-- BEGIN --
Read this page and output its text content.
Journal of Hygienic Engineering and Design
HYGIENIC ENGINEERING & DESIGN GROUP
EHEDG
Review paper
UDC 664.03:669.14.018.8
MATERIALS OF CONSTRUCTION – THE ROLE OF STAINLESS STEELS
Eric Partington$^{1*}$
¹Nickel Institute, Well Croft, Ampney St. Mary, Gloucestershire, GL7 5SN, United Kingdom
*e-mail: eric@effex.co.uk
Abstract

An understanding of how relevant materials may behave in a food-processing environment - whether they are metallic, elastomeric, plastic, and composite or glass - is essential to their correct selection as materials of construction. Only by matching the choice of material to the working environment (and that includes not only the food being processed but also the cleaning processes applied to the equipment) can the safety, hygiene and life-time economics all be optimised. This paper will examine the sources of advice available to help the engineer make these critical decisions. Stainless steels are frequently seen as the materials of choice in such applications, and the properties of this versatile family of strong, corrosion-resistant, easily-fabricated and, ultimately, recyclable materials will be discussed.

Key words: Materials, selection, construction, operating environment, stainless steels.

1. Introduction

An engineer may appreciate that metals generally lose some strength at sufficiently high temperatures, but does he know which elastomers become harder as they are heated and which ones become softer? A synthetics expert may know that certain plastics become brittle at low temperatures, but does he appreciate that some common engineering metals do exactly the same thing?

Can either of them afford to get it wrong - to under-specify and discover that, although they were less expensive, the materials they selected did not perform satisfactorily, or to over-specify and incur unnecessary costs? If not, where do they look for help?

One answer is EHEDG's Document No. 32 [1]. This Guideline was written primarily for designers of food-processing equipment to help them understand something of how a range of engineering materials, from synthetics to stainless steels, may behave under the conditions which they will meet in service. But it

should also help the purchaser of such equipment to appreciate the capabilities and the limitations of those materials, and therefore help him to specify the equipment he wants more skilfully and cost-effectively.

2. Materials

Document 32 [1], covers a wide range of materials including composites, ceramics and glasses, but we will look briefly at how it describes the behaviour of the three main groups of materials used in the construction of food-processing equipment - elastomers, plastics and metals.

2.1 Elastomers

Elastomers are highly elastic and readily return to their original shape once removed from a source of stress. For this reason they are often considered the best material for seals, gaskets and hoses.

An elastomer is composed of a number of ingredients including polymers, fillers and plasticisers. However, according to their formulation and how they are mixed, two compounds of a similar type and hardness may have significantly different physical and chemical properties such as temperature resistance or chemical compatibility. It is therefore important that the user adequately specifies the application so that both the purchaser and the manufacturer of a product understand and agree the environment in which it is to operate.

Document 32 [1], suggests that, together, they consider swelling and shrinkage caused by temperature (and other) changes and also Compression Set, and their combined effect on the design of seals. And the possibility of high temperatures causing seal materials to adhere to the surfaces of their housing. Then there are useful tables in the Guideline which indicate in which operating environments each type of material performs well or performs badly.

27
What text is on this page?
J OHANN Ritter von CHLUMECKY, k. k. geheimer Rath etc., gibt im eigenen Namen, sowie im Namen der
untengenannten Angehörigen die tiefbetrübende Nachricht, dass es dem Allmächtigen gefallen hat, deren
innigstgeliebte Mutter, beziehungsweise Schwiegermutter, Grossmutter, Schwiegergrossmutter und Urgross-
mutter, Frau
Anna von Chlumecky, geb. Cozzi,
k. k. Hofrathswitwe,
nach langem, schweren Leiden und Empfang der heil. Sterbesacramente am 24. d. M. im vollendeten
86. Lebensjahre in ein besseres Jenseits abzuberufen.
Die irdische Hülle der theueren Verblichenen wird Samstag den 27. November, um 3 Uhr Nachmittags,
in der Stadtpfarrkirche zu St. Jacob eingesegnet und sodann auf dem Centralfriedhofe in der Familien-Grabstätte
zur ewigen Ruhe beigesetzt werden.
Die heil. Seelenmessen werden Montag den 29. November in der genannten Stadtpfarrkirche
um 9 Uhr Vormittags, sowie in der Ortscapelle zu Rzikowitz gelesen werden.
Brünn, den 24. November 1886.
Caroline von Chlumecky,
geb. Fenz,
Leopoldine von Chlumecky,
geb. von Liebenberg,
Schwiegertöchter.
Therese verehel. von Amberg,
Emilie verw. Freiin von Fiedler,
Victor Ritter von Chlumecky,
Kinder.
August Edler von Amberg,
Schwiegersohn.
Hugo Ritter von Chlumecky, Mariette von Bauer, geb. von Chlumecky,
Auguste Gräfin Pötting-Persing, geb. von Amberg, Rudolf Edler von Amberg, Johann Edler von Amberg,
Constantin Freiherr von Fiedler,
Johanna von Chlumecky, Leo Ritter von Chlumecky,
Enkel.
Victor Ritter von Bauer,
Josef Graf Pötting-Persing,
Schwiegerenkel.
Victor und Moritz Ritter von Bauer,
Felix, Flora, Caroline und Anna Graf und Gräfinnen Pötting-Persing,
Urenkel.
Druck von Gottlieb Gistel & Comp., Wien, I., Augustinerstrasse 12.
-- END --
Given instruction:
Gather, from the listing above, every line carrying the word "Pötting".

Solution for this task:
Auguste Gräfin Pötting-Persing, geb. von Amberg, Rudolf Edler von Amberg, Johann Edler von Amberg,
Josef Graf Pötting-Persing,
Felix, Flora, Caroline und Anna Graf und Gräfinnen Pötting-Persing,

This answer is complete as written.